* TEXTE FOURNI:
De nombreuses institutions culturelles ont une politique offensive de communication. Elles produisent plaquettes, se positionnent sur les réseaux sociaux de l’internet, ouvrent des comptes sur Youtube ou Dailymotion. Elles produisent des petits films vidéo promotionnels, souvent joliment bien faits. Mais que véhiculent ces supports? Est-il possible d’exercer un “arrêts sur images”, à moins que l’exercice ne soit vain? Premier exemple avec une vidéo postée sur la page Facebook du Théâtre de Gennevilliers dirigé par Pascal Rambert. Quatre minutes et dix-huit secondes qui ont suscité une réaction critique de Pascal Bély, du Tadorne. Un débat s’est alors engagé (dont nous vous proposons une synthèse, puisqu’il s’est engagé avec de nombreux interlocuteurs) avec Neige Mélanie Chereau (metteuse en scène et blogueuse théâtre), Gilles Groppo (comédien et assistant à la mise en scène de Pascal Rambert sur sa dernière création) et Pierre-Jérôme Adjedj auteur et metteur en scène. Au cœur du débat: que révèlent la forme et le fond de cette communication institutionnelle?

* DONNÉES EXTRAITES:

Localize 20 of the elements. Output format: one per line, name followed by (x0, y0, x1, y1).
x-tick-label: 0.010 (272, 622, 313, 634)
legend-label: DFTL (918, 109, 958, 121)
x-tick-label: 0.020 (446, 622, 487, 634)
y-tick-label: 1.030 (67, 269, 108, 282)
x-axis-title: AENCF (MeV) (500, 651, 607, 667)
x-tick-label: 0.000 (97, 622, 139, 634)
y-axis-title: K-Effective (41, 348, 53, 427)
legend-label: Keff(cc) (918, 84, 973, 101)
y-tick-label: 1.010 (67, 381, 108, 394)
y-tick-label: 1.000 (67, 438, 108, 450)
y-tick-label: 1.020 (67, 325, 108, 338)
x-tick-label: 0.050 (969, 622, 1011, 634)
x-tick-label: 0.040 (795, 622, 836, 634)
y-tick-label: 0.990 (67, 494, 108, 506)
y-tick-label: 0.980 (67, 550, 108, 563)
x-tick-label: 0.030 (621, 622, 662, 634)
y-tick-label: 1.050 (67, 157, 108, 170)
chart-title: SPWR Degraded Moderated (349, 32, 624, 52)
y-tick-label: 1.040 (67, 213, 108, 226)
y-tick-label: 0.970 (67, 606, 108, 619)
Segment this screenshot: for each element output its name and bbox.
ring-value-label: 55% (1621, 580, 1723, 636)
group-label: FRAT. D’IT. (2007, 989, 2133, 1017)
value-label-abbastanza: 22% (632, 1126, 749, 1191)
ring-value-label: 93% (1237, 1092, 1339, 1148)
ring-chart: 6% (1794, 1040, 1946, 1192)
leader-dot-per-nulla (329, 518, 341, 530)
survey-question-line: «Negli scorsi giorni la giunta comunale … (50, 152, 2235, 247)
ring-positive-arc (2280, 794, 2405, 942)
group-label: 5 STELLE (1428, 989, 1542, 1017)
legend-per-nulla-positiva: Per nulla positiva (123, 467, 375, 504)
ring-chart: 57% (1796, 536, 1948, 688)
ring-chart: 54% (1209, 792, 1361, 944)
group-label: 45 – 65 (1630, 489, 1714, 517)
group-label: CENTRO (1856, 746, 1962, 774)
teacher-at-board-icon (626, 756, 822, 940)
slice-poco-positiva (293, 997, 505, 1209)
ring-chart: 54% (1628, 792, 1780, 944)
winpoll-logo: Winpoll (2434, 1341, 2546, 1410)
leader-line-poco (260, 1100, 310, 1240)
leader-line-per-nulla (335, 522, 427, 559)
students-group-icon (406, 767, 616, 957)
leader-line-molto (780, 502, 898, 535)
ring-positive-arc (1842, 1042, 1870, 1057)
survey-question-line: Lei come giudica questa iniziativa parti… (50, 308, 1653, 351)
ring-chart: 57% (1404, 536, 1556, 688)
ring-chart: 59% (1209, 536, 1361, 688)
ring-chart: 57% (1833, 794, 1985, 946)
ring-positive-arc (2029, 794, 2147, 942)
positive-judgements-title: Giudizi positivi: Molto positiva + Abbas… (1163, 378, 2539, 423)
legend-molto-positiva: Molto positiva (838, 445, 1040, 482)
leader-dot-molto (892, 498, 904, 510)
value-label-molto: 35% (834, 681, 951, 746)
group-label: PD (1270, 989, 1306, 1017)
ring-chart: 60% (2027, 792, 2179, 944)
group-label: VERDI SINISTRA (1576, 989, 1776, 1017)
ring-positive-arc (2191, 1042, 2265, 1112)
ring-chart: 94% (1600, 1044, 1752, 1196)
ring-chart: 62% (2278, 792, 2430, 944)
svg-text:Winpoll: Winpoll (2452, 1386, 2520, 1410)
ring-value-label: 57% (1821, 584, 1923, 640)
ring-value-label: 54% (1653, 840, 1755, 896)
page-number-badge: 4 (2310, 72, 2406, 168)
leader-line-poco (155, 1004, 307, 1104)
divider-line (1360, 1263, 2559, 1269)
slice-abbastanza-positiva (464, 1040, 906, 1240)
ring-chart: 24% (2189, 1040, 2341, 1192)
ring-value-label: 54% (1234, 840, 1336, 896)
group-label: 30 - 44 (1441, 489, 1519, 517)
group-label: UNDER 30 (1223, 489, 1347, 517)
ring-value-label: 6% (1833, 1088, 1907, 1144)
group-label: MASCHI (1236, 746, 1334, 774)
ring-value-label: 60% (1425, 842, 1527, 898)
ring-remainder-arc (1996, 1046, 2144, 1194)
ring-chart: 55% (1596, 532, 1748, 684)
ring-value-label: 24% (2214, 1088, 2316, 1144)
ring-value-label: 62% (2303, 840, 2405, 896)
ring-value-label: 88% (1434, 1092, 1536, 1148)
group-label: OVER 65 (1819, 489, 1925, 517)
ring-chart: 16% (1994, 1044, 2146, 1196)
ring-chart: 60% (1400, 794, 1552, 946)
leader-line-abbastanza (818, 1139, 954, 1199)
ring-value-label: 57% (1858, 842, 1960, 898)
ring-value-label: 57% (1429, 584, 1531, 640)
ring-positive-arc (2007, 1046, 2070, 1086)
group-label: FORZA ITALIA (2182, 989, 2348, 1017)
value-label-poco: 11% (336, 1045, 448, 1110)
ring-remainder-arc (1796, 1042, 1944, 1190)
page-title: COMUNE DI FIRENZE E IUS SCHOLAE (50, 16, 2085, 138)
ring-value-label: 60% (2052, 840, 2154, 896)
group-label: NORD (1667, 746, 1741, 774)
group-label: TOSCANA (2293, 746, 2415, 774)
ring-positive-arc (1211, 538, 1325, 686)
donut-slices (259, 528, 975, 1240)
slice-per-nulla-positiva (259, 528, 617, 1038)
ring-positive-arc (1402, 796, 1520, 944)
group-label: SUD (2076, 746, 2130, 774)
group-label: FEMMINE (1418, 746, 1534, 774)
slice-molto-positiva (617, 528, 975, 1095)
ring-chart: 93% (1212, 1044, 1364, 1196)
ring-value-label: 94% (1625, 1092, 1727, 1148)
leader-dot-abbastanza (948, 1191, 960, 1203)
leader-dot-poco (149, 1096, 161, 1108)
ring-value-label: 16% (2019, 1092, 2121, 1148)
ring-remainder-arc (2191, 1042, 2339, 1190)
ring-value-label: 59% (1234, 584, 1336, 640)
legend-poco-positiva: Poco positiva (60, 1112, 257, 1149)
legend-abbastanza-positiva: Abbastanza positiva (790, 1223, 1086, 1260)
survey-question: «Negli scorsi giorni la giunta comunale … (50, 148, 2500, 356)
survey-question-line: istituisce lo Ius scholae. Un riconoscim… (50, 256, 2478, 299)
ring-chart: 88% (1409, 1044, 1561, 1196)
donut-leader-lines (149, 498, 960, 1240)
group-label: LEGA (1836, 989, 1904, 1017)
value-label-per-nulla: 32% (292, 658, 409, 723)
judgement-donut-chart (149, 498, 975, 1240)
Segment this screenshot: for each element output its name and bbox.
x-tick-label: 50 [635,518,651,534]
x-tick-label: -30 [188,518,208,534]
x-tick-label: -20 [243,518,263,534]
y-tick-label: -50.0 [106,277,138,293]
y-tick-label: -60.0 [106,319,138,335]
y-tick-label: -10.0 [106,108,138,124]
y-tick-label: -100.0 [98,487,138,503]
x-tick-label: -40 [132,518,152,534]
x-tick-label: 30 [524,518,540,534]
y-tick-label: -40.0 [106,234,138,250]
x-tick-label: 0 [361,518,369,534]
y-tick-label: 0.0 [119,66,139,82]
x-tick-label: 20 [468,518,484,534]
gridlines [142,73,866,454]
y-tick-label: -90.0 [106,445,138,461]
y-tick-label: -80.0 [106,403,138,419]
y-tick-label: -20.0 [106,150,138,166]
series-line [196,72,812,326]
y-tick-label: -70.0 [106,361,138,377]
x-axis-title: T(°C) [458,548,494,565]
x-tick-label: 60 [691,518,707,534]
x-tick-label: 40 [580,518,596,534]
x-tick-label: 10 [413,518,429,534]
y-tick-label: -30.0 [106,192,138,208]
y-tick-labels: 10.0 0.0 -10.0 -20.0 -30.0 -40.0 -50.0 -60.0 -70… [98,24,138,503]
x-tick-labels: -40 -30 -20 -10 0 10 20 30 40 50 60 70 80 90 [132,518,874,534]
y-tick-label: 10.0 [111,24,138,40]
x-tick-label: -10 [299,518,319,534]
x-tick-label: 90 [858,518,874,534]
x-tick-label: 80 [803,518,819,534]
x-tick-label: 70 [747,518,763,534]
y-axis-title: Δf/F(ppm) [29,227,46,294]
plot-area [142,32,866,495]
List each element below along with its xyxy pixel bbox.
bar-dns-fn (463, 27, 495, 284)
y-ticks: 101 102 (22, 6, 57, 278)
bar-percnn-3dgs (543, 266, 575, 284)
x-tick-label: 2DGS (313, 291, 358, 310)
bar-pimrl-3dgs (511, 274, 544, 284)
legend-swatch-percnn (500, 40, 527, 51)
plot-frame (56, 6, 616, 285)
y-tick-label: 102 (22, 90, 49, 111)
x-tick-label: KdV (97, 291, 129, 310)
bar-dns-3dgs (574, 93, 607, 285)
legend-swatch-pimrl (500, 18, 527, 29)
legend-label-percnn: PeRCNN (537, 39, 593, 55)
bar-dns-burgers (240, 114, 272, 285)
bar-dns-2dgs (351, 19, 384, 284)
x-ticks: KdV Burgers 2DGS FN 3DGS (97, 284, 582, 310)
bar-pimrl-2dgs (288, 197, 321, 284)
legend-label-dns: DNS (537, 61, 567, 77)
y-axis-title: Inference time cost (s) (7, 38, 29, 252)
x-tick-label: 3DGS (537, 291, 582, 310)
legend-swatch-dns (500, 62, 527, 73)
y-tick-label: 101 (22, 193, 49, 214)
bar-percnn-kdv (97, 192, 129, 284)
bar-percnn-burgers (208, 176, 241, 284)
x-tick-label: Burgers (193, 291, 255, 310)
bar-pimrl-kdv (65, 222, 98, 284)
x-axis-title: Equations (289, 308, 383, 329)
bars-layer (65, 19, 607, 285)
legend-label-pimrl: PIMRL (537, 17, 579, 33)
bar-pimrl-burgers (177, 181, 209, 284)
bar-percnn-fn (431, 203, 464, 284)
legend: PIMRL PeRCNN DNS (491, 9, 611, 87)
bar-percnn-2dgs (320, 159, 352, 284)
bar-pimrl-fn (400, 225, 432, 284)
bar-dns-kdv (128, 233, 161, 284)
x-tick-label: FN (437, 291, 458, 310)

* CONSIGNE A:
Dans le texte fourni, pourquoi le débat sur la vidéo du Théâtre de Gennevilliers est-il présenté sous forme de synthèse ? Répondez en une à trois phrases.
* CONSIGNE B:
Reprenez le fil du texte sur la communication des institutions culturelles et poursuivez-le à partir de sa dernière phrase.

* RÉPONSE A:
Le débat est présenté sous forme de synthèse parce qu'il s'est engagé avec de nombreux interlocuteurs.

* RÉPONSE B:
Pascal Rambert dans le film: Le théâtre de Gennevilliers, un lieu simple, pas prétentieux…je crois que c’est le futur des lieux comme çà, des lieux ouverts, chaleureux, où on se dit que si on n’y va pas, on a raté quelque chose…et ça peut être super agréable d’y passer du temps…c’est là dessus que je travaille, sur le désir, toujours je travaille sur le désir

Pascal : Et des lieux qui n’ont pas besoin des ficelles de la com. pour susciter le désir!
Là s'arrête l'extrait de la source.